Entries taken from a collection:
------------------------------------------------------------------------
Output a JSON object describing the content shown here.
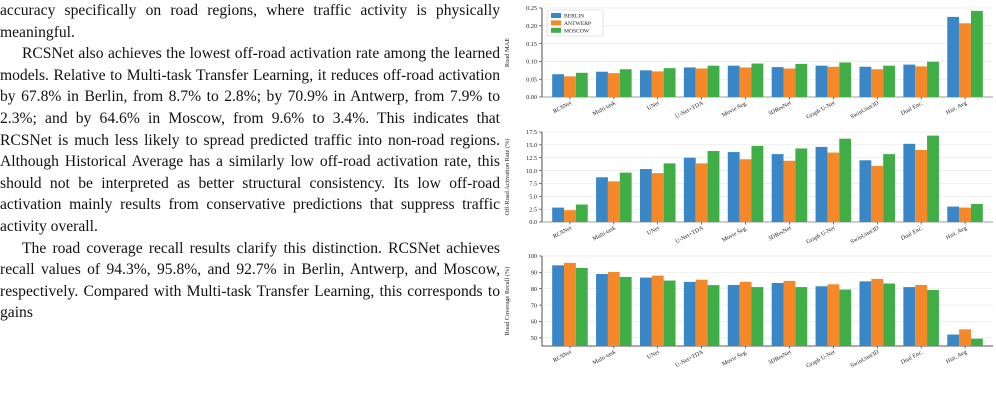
{
  "text": {
    "p0": "accuracy specifically on road regions, where traffic activity is physically meaningful.",
    "p1": "RCSNet also achieves the lowest off-road activation rate among the learned models. Relative to Multi-task Transfer Learning, it reduces off-road activation by 67.8% in Berlin, from 8.7% to 2.8%; by 70.9% in Antwerp, from 7.9% to 2.3%; and by 64.6% in Moscow, from 9.6% to 3.4%. This indicates that RCSNet is much less likely to spread predicted traffic into non-road regions. Although Historical Average has a similarly low off-road activation rate, this should not be interpreted as better structural consistency. Its low off-road activation mainly results from conservative predictions that suppress traffic activity overall.",
    "p2": "The road coverage recall results clarify this distinction. RCSNet achieves recall values of 94.3%, 95.8%, and 92.7% in Berlin, Antwerp, and Moscow, respectively. Compared with Multi-task Transfer Learning, this corresponds to gains"
  },
  "colors": {
    "berlin": "#3a87c8",
    "antwerp": "#f5892a",
    "moscow": "#3fae47"
  },
  "chart_data": [
    {
      "type": "bar",
      "ylabel": "Road MAE",
      "ylim": [
        0,
        0.25
      ],
      "yticks": [
        "0.00",
        "0.05",
        "0.10",
        "0.15",
        "0.20",
        "0.25"
      ],
      "legend": "top-left",
      "categories": [
        "RCSNet",
        "Multi-task",
        "UNet",
        "U-Net+TDA",
        "Movie Seg.",
        "3DResNet",
        "Graph U-Net",
        "SwinUnet3D",
        "Dual Enc.",
        "Hist. Avg"
      ],
      "series": [
        {
          "name": "BERLIN",
          "values": [
            0.064,
            0.071,
            0.075,
            0.083,
            0.088,
            0.084,
            0.088,
            0.085,
            0.091,
            0.225
          ]
        },
        {
          "name": "ANTWERP",
          "values": [
            0.058,
            0.067,
            0.072,
            0.08,
            0.083,
            0.08,
            0.085,
            0.078,
            0.086,
            0.207
          ]
        },
        {
          "name": "MOSCOW",
          "values": [
            0.068,
            0.078,
            0.081,
            0.088,
            0.094,
            0.093,
            0.097,
            0.088,
            0.099,
            0.242
          ]
        }
      ]
    },
    {
      "type": "bar",
      "ylabel": "Off-Road Activation Rate (%)",
      "ylim": [
        0,
        17.5
      ],
      "yticks": [
        "0.0",
        "2.5",
        "5.0",
        "7.5",
        "10.0",
        "12.5",
        "15.0",
        "17.5"
      ],
      "categories": [
        "RCSNet",
        "Multi-task",
        "UNet",
        "U-Net+TDA",
        "Movie Seg.",
        "3DResNet",
        "Graph U-Net",
        "SwinUnet3D",
        "Dual Enc.",
        "Hist. Avg"
      ],
      "series": [
        {
          "name": "BERLIN",
          "values": [
            2.8,
            8.7,
            10.3,
            12.5,
            13.6,
            13.2,
            14.6,
            12.0,
            15.2,
            3.0
          ]
        },
        {
          "name": "ANTWERP",
          "values": [
            2.3,
            7.9,
            9.5,
            11.4,
            12.2,
            11.9,
            13.5,
            10.9,
            14.0,
            2.8
          ]
        },
        {
          "name": "MOSCOW",
          "values": [
            3.4,
            9.6,
            11.4,
            13.8,
            14.8,
            14.3,
            16.2,
            13.2,
            16.8,
            3.5
          ]
        }
      ]
    },
    {
      "type": "bar",
      "ylabel": "Road Coverage Recall (%)",
      "ylim": [
        45,
        100
      ],
      "yticks": [
        "50",
        "60",
        "70",
        "80",
        "90",
        "100"
      ],
      "categories": [
        "RCSNet",
        "Multi-task",
        "UNet",
        "U-Net+TDA",
        "Movie Seg.",
        "3DResNet",
        "Graph U-Net",
        "SwinUnet3D",
        "Dual Enc.",
        "Hist. Avg"
      ],
      "series": [
        {
          "name": "BERLIN",
          "values": [
            94.3,
            89.0,
            86.8,
            84.2,
            82.3,
            83.5,
            81.5,
            84.5,
            81.0,
            52.0
          ]
        },
        {
          "name": "ANTWERP",
          "values": [
            95.8,
            90.2,
            88.0,
            85.5,
            84.2,
            84.8,
            82.7,
            86.0,
            82.3,
            55.2
          ]
        },
        {
          "name": "MOSCOW",
          "values": [
            92.7,
            87.2,
            85.0,
            82.2,
            81.0,
            81.0,
            79.5,
            83.2,
            79.2,
            49.5
          ]
        }
      ]
    }
  ]
}
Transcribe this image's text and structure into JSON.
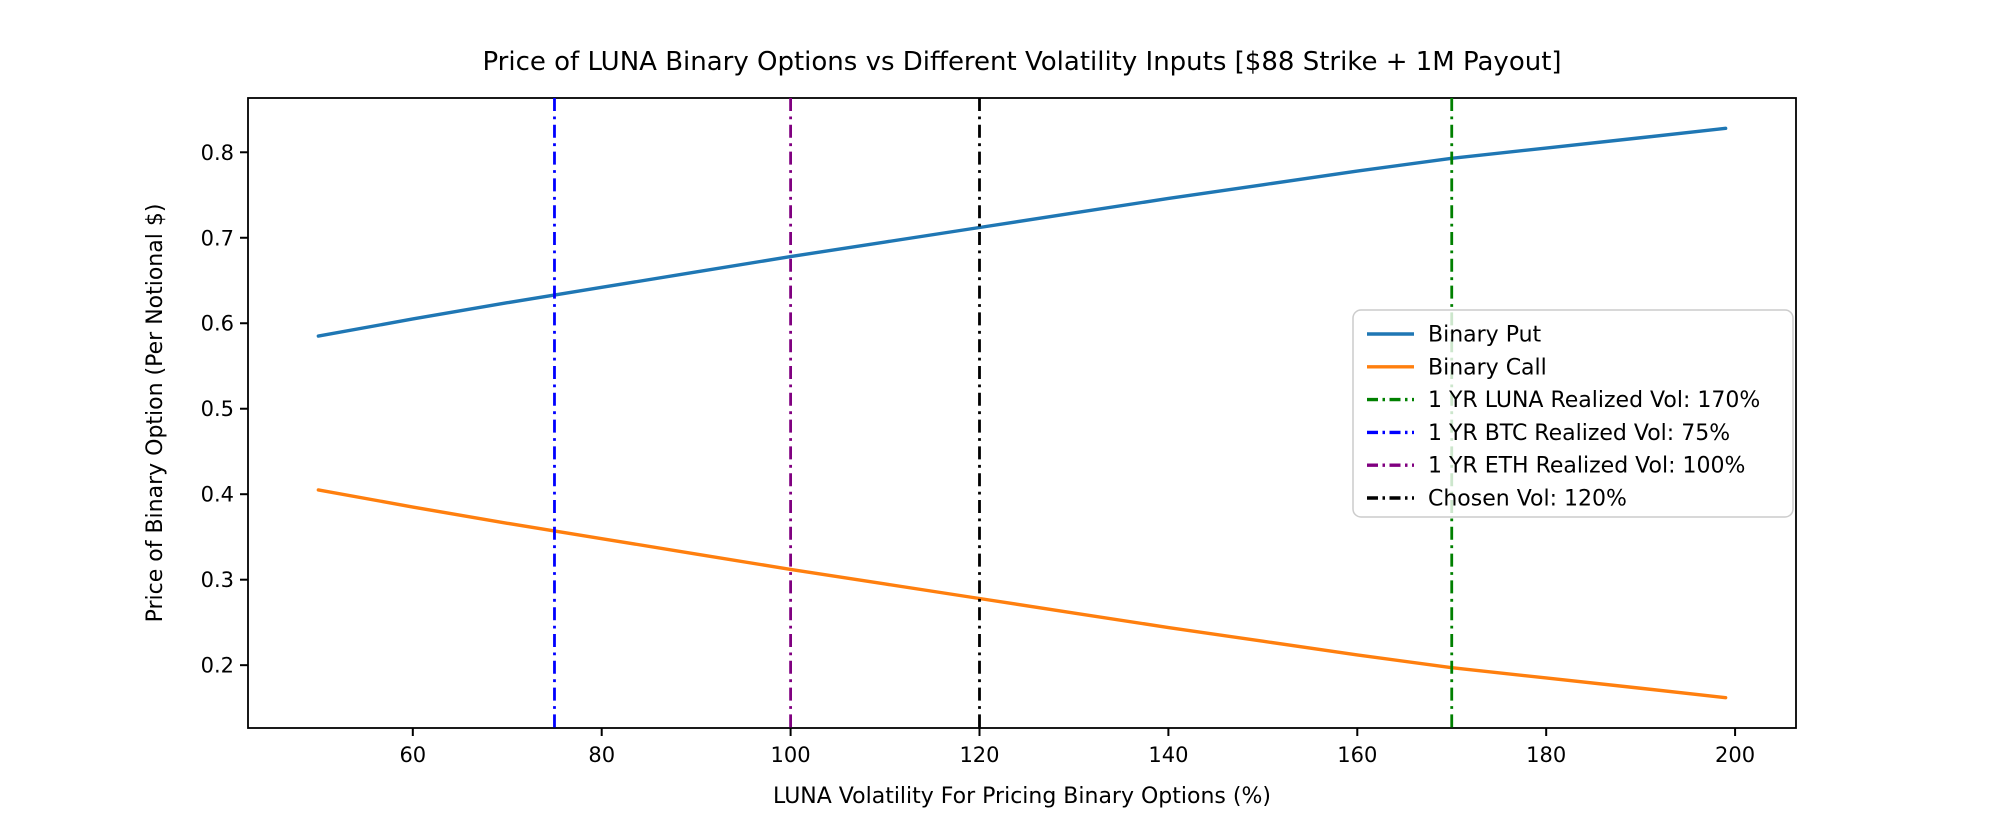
{
  "chart_data": {
    "type": "line",
    "title": "Price of LUNA Binary Options vs Different Volatility Inputs [$88 Strike + 1M Payout]",
    "xlabel": "LUNA Volatility For Pricing Binary Options (%)",
    "ylabel": "Price of Binary Option (Per Notional $)",
    "xlim": [
      42.55,
      206.45
    ],
    "ylim": [
      0.1265,
      0.8635
    ],
    "x_ticks": [
      60,
      80,
      100,
      120,
      140,
      160,
      180,
      200
    ],
    "y_ticks": [
      0.2,
      0.3,
      0.4,
      0.5,
      0.6,
      0.7,
      0.8
    ],
    "grid": false,
    "legend_position": "center-right",
    "series": [
      {
        "name": "Binary Put",
        "color": "#1f77b4",
        "style": "solid",
        "x": [
          50,
          60,
          70,
          80,
          90,
          100,
          110,
          120,
          130,
          140,
          150,
          160,
          170,
          180,
          190,
          199
        ],
        "y": [
          0.585,
          0.605,
          0.624,
          0.642,
          0.66,
          0.678,
          0.695,
          0.712,
          0.729,
          0.746,
          0.762,
          0.778,
          0.793,
          0.805,
          0.817,
          0.828
        ]
      },
      {
        "name": "Binary Call",
        "color": "#ff7f0e",
        "style": "solid",
        "x": [
          50,
          60,
          70,
          80,
          90,
          100,
          110,
          120,
          130,
          140,
          150,
          160,
          170,
          180,
          190,
          199
        ],
        "y": [
          0.405,
          0.385,
          0.366,
          0.348,
          0.33,
          0.312,
          0.295,
          0.278,
          0.261,
          0.244,
          0.228,
          0.212,
          0.197,
          0.185,
          0.173,
          0.162
        ]
      }
    ],
    "vlines": [
      {
        "label": "1 YR LUNA Realized Vol: 170%",
        "x": 170,
        "color": "#008000",
        "style": "dashdot"
      },
      {
        "label": "1 YR BTC Realized Vol: 75%",
        "x": 75,
        "color": "#0000ff",
        "style": "dashdot"
      },
      {
        "label": "1 YR ETH Realized Vol: 100%",
        "x": 100,
        "color": "#800080",
        "style": "dashdot"
      },
      {
        "label": "Chosen Vol: 120%",
        "x": 120,
        "color": "#000000",
        "style": "dashdot"
      }
    ],
    "legend_entries": [
      "Binary Put",
      "Binary Call",
      "1 YR LUNA Realized Vol: 170%",
      "1 YR BTC Realized Vol: 75%",
      "1 YR ETH Realized Vol: 100%",
      "Chosen Vol: 120%"
    ]
  }
}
------------------------------------------------------------------------
### Objective
None of the pictures should appear; repeat the records exactly otherwise.

### Final result
Output a JSON object describing the content shown here.
{
  "text": {
    "p0": "accuracy specifically on road regions, where traffic activity is physically meaningful.",
    "p1": "RCSNet also achieves the lowest off-road activation rate among the learned models. Relative to Multi-task Transfer Learning, it reduces off-road activation by 67.8% in Berlin, from 8.7% to 2.8%; by 70.9% in Antwerp, from 7.9% to 2.3%; and by 64.6% in Moscow, from 9.6% to 3.4%. This indicates that RCSNet is much less likely to spread predicted traffic into non-road regions. Although Historical Average has a similarly low off-road activation rate, this should not be interpreted as better structural consistency. Its low off-road activation mainly results from conservative predictions that suppress traffic activity overall.",
    "p2": "The road coverage recall results clarify this distinction. RCSNet achieves recall values of 94.3%, 95.8%, and 92.7% in Berlin, Antwerp, and Moscow, respectively. Compared with Multi-task Transfer Learning, this corresponds to gains"
  },
  "colors": {
    "berlin": "#3a87c8",
    "antwerp": "#f5892a",
    "moscow": "#3fae47"
  },
  "chart_data": [
    {
      "type": "bar",
      "ylabel": "Road MAE",
      "ylim": [
        0,
        0.25
      ],
      "yticks": [
        "0.00",
        "0.05",
        "0.10",
        "0.15",
        "0.20",
        "0.25"
      ],
      "legend": "top-left",
      "categories": [
        "RCSNet",
        "Multi-task",
        "UNet",
        "U-Net+TDA",
        "Movie Seg.",
        "3DResNet",
        "Graph U-Net",
        "SwinUnet3D",
        "Dual Enc.",
        "Hist. Avg"
      ],
      "series": [
        {
          "name": "BERLIN",
          "values": [
            0.064,
            0.071,
            0.075,
            0.083,
            0.088,
            0.084,
            0.088,
            0.085,
            0.091,
            0.225
          ]
        },
        {
          "name": "ANTWERP",
          "values": [
            0.058,
            0.067,
            0.072,
            0.08,
            0.083,
            0.08,
            0.085,
            0.078,
            0.086,
            0.207
          ]
        },
        {
          "name": "MOSCOW",
          "values": [
            0.068,
            0.078,
            0.081,
            0.088,
            0.094,
            0.093,
            0.097,
            0.088,
            0.099,
            0.242
          ]
        }
      ]
    },
    {
      "type": "bar",
      "ylabel": "Off-Road Activation Rate (%)",
      "ylim": [
        0,
        17.5
      ],
      "yticks": [
        "0.0",
        "2.5",
        "5.0",
        "7.5",
        "10.0",
        "12.5",
        "15.0",
        "17.5"
      ],
      "categories": [
        "RCSNet",
        "Multi-task",
        "UNet",
        "U-Net+TDA",
        "Movie Seg.",
        "3DResNet",
        "Graph U-Net",
        "SwinUnet3D",
        "Dual Enc.",
        "Hist. Avg"
      ],
      "series": [
        {
          "name": "BERLIN",
          "values": [
            2.8,
            8.7,
            10.3,
            12.5,
            13.6,
            13.2,
            14.6,
            12.0,
            15.2,
            3.0
          ]
        },
        {
          "name": "ANTWERP",
          "values": [
            2.3,
            7.9,
            9.5,
            11.4,
            12.2,
            11.9,
            13.5,
            10.9,
            14.0,
            2.8
          ]
        },
        {
          "name": "MOSCOW",
          "values": [
            3.4,
            9.6,
            11.4,
            13.8,
            14.8,
            14.3,
            16.2,
            13.2,
            16.8,
            3.5
          ]
        }
      ]
    },
    {
      "type": "bar",
      "ylabel": "Road Coverage Recall (%)",
      "ylim": [
        45,
        100
      ],
      "yticks": [
        "50",
        "60",
        "70",
        "80",
        "90",
        "100"
      ],
      "categories": [
        "RCSNet",
        "Multi-task",
        "UNet",
        "U-Net+TDA",
        "Movie Seg.",
        "3DResNet",
        "Graph U-Net",
        "SwinUnet3D",
        "Dual Enc.",
        "Hist. Avg"
      ],
      "series": [
        {
          "name": "BERLIN",
          "values": [
            94.3,
            89.0,
            86.8,
            84.2,
            82.3,
            83.5,
            81.5,
            84.5,
            81.0,
            52.0
          ]
        },
        {
          "name": "ANTWERP",
          "values": [
            95.8,
            90.2,
            88.0,
            85.5,
            84.2,
            84.8,
            82.7,
            86.0,
            82.3,
            55.2
          ]
        },
        {
          "name": "MOSCOW",
          "values": [
            92.7,
            87.2,
            85.0,
            82.2,
            81.0,
            81.0,
            79.5,
            83.2,
            79.2,
            49.5
          ]
        }
      ]
    }
  ]
}
Transcribe this image's text and structure into JSON.
{
  "chart_data": {
    "type": "line",
    "title": "Price of LUNA Binary Options vs Different Volatility Inputs [$88 Strike + 1M Payout]",
    "xlabel": "LUNA Volatility For Pricing Binary Options (%)",
    "ylabel": "Price of Binary Option (Per Notional $)",
    "xlim": [
      42.55,
      206.45
    ],
    "ylim": [
      0.1265,
      0.8635
    ],
    "x_ticks": [
      60,
      80,
      100,
      120,
      140,
      160,
      180,
      200
    ],
    "y_ticks": [
      0.2,
      0.3,
      0.4,
      0.5,
      0.6,
      0.7,
      0.8
    ],
    "grid": false,
    "legend_position": "center-right",
    "series": [
      {
        "name": "Binary Put",
        "color": "#1f77b4",
        "style": "solid",
        "x": [
          50,
          60,
          70,
          80,
          90,
          100,
          110,
          120,
          130,
          140,
          150,
          160,
          170,
          180,
          190,
          199
        ],
        "y": [
          0.585,
          0.605,
          0.624,
          0.642,
          0.66,
          0.678,
          0.695,
          0.712,
          0.729,
          0.746,
          0.762,
          0.778,
          0.793,
          0.805,
          0.817,
          0.828
        ]
      },
      {
        "name": "Binary Call",
        "color": "#ff7f0e",
        "style": "solid",
        "x": [
          50,
          60,
          70,
          80,
          90,
          100,
          110,
          120,
          130,
          140,
          150,
          160,
          170,
          180,
          190,
          199
        ],
        "y": [
          0.405,
          0.385,
          0.366,
          0.348,
          0.33,
          0.312,
          0.295,
          0.278,
          0.261,
          0.244,
          0.228,
          0.212,
          0.197,
          0.185,
          0.173,
          0.162
        ]
      }
    ],
    "vlines": [
      {
        "label": "1 YR LUNA Realized Vol: 170%",
        "x": 170,
        "color": "#008000",
        "style": "dashdot"
      },
      {
        "label": "1 YR BTC Realized Vol: 75%",
        "x": 75,
        "color": "#0000ff",
        "style": "dashdot"
      },
      {
        "label": "1 YR ETH Realized Vol: 100%",
        "x": 100,
        "color": "#800080",
        "style": "dashdot"
      },
      {
        "label": "Chosen Vol: 120%",
        "x": 120,
        "color": "#000000",
        "style": "dashdot"
      }
    ],
    "legend_entries": [
      "Binary Put",
      "Binary Call",
      "1 YR LUNA Realized Vol: 170%",
      "1 YR BTC Realized Vol: 75%",
      "1 YR ETH Realized Vol: 100%",
      "Chosen Vol: 120%"
    ]
  }
}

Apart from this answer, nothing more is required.